平時在實驗室常聽到的一句話就是“今天某某試驗沒做好是為什么？今天某某試驗沒出結果是什么原因？今天某某試驗為什么會是這樣的呢？” 等等。

然后仔細一查找原因，往往是由于操作上面的不認真，或是一些小小的細節沒有注意到。以下是集各路朋網友的一些實戰經驗，在此與大家分享：

1. 跑page膠的時候

小電壓跑會避免高電壓產生的熱量爾導致的膠層變形。低電壓泳道會比大電壓泳道跑的直一些，且分離效果更高，有利于分子量相差不大的蛋白分離。

2. 提取質粒的時候

后一步的酒精揮發很關鍵，基本上是其后續的酶切反應的決定性因素。所以這一步盡量揮發長一點時間，是空調吹熱風，或是37度溫箱放長一點的時間，我試過室溫過夜，酶切很好。

3. 做WESTERN BLOT 的時候

大家往往會摸索一抗、二抗的濃度，封閉時間，曝光時間等等，而每次變換其中的一個條件就需要從新跑膠、轉膜，甚至重新提蛋白，這樣會浪費大量的時間。其實*沒有必要這樣。一次轉膜后，將PVDF膜晾干，裁減成小塊，保存起來，用的時候取出一塊，沒有任何影響。這對于摸索條件的戰友來說，節約了大量的時間。

4. 有關緩沖液和培養基配置

1)將緩沖液配方中的成分分別以10-100倍配成母液儲存，需要的時候只需將相應的母液混合，補加水稀釋即可。

_題目說明_:
根據上文的實驗經驗分享回答：
(a) 跑page膠時，低電壓泳道和大電壓泳道相比有什麼好處？
(b) 提取質粒時，哪一步被說成後續酶切反應的決定性因素？
(c) 做Western Blot時，一次轉膜後怎樣處理PVDF膜？

_記錄資料_:
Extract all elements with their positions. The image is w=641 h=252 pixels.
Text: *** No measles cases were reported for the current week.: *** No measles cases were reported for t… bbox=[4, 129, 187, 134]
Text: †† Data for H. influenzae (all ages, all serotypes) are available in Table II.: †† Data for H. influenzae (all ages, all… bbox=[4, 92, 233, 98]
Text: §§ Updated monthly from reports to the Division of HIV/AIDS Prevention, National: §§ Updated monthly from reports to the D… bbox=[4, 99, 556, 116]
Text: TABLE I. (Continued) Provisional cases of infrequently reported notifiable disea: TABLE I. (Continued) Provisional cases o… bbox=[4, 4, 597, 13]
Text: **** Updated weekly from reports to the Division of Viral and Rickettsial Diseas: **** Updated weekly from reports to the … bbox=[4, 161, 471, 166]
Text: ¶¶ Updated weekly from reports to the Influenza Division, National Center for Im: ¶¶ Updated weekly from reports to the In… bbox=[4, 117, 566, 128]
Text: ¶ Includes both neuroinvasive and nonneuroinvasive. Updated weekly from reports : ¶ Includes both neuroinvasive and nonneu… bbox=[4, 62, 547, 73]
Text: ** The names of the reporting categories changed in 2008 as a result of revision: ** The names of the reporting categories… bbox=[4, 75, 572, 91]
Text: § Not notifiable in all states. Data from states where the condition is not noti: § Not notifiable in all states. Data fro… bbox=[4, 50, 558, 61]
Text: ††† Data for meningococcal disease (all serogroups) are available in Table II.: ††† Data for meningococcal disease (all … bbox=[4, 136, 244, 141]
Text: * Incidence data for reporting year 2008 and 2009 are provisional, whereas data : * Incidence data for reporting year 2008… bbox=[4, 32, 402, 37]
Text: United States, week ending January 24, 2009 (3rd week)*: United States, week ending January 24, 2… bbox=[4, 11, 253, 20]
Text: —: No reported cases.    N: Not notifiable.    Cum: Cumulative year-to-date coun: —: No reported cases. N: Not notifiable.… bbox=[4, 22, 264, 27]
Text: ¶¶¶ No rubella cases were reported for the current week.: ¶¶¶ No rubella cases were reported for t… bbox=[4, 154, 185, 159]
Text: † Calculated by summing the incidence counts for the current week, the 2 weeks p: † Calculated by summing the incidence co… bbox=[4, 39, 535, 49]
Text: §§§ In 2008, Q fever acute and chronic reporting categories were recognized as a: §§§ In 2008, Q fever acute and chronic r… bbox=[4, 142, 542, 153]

_練習結果_:
(a) 跑得直一些，分離效果更高，有利於分子量相差不大的蛋白分離。
(b) 最後一步的酒精揮發。
(c) 把PVDF膜晾乾，裁成小塊保存起來，用的時候取出一塊。